» Problem details: Please copy out every line of the listing below, unchanged.

Records of where elements appear
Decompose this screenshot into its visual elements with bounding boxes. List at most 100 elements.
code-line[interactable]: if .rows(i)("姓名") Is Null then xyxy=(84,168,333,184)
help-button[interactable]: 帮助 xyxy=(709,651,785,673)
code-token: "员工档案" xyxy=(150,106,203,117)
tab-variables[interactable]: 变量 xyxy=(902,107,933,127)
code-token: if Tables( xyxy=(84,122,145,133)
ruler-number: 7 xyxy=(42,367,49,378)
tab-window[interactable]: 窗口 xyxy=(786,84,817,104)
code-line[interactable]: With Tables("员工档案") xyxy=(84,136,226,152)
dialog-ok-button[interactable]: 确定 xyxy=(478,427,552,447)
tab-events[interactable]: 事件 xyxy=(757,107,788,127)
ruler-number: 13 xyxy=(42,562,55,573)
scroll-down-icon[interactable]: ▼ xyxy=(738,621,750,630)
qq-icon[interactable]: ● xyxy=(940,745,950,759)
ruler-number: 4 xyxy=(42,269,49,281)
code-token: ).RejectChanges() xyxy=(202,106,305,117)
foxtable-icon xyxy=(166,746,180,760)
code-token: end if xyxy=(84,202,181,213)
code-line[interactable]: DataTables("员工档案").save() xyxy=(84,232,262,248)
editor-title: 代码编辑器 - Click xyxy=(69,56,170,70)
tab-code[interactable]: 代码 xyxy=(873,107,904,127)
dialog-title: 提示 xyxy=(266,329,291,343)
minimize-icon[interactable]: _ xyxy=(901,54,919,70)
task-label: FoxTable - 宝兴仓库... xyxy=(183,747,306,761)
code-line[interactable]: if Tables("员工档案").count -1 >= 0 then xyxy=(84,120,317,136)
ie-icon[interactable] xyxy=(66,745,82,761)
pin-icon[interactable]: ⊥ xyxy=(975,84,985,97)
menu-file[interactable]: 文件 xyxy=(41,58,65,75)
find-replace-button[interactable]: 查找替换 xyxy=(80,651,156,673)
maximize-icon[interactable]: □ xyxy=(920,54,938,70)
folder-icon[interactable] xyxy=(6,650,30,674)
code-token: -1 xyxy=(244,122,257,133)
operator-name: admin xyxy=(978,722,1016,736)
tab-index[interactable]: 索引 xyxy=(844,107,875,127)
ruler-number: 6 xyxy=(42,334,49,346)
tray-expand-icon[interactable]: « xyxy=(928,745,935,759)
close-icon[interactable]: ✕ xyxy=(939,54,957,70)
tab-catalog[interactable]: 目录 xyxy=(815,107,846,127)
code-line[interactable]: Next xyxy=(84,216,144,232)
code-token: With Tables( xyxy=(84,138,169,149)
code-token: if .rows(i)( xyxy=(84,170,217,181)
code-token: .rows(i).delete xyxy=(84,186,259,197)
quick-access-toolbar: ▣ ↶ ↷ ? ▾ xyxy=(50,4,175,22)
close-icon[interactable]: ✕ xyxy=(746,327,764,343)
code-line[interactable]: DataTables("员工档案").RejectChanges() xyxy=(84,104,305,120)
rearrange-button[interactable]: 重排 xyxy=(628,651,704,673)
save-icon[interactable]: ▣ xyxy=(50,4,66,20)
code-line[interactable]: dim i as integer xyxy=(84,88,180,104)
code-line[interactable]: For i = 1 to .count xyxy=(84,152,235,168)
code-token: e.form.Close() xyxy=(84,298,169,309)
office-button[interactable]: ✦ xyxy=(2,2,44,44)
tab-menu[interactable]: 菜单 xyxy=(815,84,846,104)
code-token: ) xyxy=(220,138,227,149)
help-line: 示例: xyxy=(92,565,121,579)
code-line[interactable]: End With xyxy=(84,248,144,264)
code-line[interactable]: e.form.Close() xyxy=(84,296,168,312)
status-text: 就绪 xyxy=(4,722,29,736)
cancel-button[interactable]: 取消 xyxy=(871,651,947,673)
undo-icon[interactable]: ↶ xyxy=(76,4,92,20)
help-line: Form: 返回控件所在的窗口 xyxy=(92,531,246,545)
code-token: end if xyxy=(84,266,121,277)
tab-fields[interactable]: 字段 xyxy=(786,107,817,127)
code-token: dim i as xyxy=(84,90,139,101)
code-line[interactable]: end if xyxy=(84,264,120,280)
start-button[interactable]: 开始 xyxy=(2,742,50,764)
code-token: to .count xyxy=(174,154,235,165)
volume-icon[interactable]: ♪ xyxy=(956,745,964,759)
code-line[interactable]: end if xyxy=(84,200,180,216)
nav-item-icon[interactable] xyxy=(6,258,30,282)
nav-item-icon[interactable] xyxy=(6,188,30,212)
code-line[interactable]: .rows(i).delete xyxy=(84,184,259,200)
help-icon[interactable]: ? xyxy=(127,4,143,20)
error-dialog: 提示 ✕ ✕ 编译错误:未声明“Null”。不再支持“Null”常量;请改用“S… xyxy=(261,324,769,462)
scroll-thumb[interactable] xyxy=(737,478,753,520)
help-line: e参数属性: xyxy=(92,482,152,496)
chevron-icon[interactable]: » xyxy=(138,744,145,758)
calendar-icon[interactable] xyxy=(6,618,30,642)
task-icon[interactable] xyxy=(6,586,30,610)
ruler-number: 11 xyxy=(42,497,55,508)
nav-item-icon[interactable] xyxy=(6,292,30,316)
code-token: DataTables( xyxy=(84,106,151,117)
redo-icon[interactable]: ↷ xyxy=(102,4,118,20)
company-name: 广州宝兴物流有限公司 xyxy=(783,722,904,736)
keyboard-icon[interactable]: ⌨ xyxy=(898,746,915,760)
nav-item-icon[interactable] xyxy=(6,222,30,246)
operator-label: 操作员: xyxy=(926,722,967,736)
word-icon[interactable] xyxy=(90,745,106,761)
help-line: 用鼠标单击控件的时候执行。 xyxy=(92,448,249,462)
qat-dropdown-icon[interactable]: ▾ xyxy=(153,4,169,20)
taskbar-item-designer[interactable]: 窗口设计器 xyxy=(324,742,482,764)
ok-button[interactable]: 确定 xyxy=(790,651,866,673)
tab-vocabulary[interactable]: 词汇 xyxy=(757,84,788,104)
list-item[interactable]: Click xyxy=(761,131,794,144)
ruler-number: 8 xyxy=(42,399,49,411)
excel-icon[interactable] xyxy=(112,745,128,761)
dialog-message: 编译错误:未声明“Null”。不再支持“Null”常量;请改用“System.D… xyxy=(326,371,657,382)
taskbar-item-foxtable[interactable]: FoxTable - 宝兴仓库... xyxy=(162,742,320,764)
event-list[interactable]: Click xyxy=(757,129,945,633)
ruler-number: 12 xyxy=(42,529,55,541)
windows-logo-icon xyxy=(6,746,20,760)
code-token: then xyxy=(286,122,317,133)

» Answer in full:
Decompose this screenshot into its visual elements with bounding boxes. List at most 100 elements.
code-line[interactable]: if .rows(i)("姓名") Is Null then xyxy=(84,168,333,184)
help-button[interactable]: 帮助 xyxy=(709,651,785,673)
code-token: "员工档案" xyxy=(150,106,203,117)
tab-variables[interactable]: 变量 xyxy=(902,107,933,127)
code-token: if Tables( xyxy=(84,122,145,133)
ruler-number: 7 xyxy=(42,367,49,378)
tab-window[interactable]: 窗口 xyxy=(786,84,817,104)
code-line[interactable]: With Tables("员工档案") xyxy=(84,136,226,152)
dialog-ok-button[interactable]: 确定 xyxy=(478,427,552,447)
tab-events[interactable]: 事件 xyxy=(757,107,788,127)
ruler-number: 13 xyxy=(42,562,55,573)
scroll-down-icon[interactable]: ▼ xyxy=(738,621,750,630)
qq-icon[interactable]: ● xyxy=(940,745,950,759)
ruler-number: 4 xyxy=(42,269,49,281)
code-token: ).RejectChanges() xyxy=(202,106,305,117)
foxtable-icon xyxy=(166,746,180,760)
code-token: end if xyxy=(84,202,181,213)
code-line[interactable]: DataTables("员工档案").save() xyxy=(84,232,262,248)
editor-title: 代码编辑器 - Click xyxy=(69,56,170,70)
tab-code[interactable]: 代码 xyxy=(873,107,904,127)
dialog-title: 提示 xyxy=(266,329,291,343)
minimize-icon[interactable]: _ xyxy=(901,54,919,70)
task-label: FoxTable - 宝兴仓库... xyxy=(183,747,306,761)
code-line[interactable]: if Tables("员工档案").count -1 >= 0 then xyxy=(84,120,317,136)
ie-icon[interactable] xyxy=(66,745,82,761)
pin-icon[interactable]: ⊥ xyxy=(975,84,985,97)
menu-file[interactable]: 文件 xyxy=(41,58,65,75)
find-replace-button[interactable]: 查找替换 xyxy=(80,651,156,673)
maximize-icon[interactable]: □ xyxy=(920,54,938,70)
folder-icon[interactable] xyxy=(6,650,30,674)
code-token: -1 xyxy=(244,122,257,133)
operator-name: admin xyxy=(978,722,1016,736)
tab-index[interactable]: 索引 xyxy=(844,107,875,127)
ruler-number: 6 xyxy=(42,334,49,346)
tray-expand-icon[interactable]: « xyxy=(928,745,935,759)
close-icon[interactable]: ✕ xyxy=(939,54,957,70)
tab-catalog[interactable]: 目录 xyxy=(815,107,846,127)
code-line[interactable]: Next xyxy=(84,216,144,232)
code-token: With Tables( xyxy=(84,138,169,149)
code-token: if .rows(i)( xyxy=(84,170,217,181)
code-token: .rows(i).delete xyxy=(84,186,259,197)
quick-access-toolbar: ▣ ↶ ↷ ? ▾ xyxy=(50,4,175,22)
close-icon[interactable]: ✕ xyxy=(746,327,764,343)
code-line[interactable]: DataTables("员工档案").RejectChanges() xyxy=(84,104,305,120)
rearrange-button[interactable]: 重排 xyxy=(628,651,704,673)
save-icon[interactable]: ▣ xyxy=(50,4,66,20)
code-line[interactable]: dim i as integer xyxy=(84,88,180,104)
code-line[interactable]: For i = 1 to .count xyxy=(84,152,235,168)
code-token: e.form.Close() xyxy=(84,298,169,309)
office-button[interactable]: ✦ xyxy=(2,2,44,44)
tab-menu[interactable]: 菜单 xyxy=(815,84,846,104)
code-token: ) xyxy=(220,138,227,149)
help-line: 示例: xyxy=(92,565,121,579)
code-line[interactable]: End With xyxy=(84,248,144,264)
code-line[interactable]: e.form.Close() xyxy=(84,296,168,312)
status-text: 就绪 xyxy=(4,722,29,736)
cancel-button[interactable]: 取消 xyxy=(871,651,947,673)
undo-icon[interactable]: ↶ xyxy=(76,4,92,20)
help-line: Form: 返回控件所在的窗口 xyxy=(92,531,246,545)
code-token: end if xyxy=(84,266,121,277)
tab-fields[interactable]: 字段 xyxy=(786,107,817,127)
code-token: dim i as xyxy=(84,90,139,101)
code-line[interactable]: end if xyxy=(84,264,120,280)
start-button[interactable]: 开始 xyxy=(2,742,50,764)
code-token: to .count xyxy=(174,154,235,165)
volume-icon[interactable]: ♪ xyxy=(956,745,964,759)
code-line[interactable]: end if xyxy=(84,200,180,216)
nav-item-icon[interactable] xyxy=(6,258,30,282)
nav-item-icon[interactable] xyxy=(6,188,30,212)
code-line[interactable]: .rows(i).delete xyxy=(84,184,259,200)
help-icon[interactable]: ? xyxy=(127,4,143,20)
error-dialog: 提示 ✕ ✕ 编译错误:未声明“Null”。不再支持“Null”常量;请改用“S… xyxy=(261,324,769,462)
scroll-thumb[interactable] xyxy=(737,478,753,520)
help-line: e参数属性: xyxy=(92,482,152,496)
chevron-icon[interactable]: » xyxy=(138,744,145,758)
calendar-icon[interactable] xyxy=(6,618,30,642)
task-icon[interactable] xyxy=(6,586,30,610)
ruler-number: 11 xyxy=(42,497,55,508)
nav-item-icon[interactable] xyxy=(6,292,30,316)
code-token: DataTables( xyxy=(84,106,151,117)
redo-icon[interactable]: ↷ xyxy=(102,4,118,20)
company-name: 广州宝兴物流有限公司 xyxy=(783,722,904,736)
keyboard-icon[interactable]: ⌨ xyxy=(898,746,915,760)
nav-item-icon[interactable] xyxy=(6,222,30,246)
operator-label: 操作员: xyxy=(926,722,967,736)
word-icon[interactable] xyxy=(90,745,106,761)
help-line: 用鼠标单击控件的时候执行。 xyxy=(92,448,249,462)
qat-dropdown-icon[interactable]: ▾ xyxy=(153,4,169,20)
taskbar-item-designer[interactable]: 窗口设计器 xyxy=(324,742,482,764)
ok-button[interactable]: 确定 xyxy=(790,651,866,673)
tab-vocabulary[interactable]: 词汇 xyxy=(757,84,788,104)
list-item[interactable]: Click xyxy=(761,131,794,144)
ruler-number: 8 xyxy=(42,399,49,411)
excel-icon[interactable] xyxy=(112,745,128,761)
dialog-message: 编译错误:未声明“Null”。不再支持“Null”常量;请改用“System.D… xyxy=(326,371,657,382)
taskbar-item-foxtable[interactable]: FoxTable - 宝兴仓库... xyxy=(162,742,320,764)
event-list[interactable]: Click xyxy=(757,129,945,633)
ruler-number: 12 xyxy=(42,529,55,541)
windows-logo-icon xyxy=(6,746,20,760)
code-token: then xyxy=(286,122,317,133)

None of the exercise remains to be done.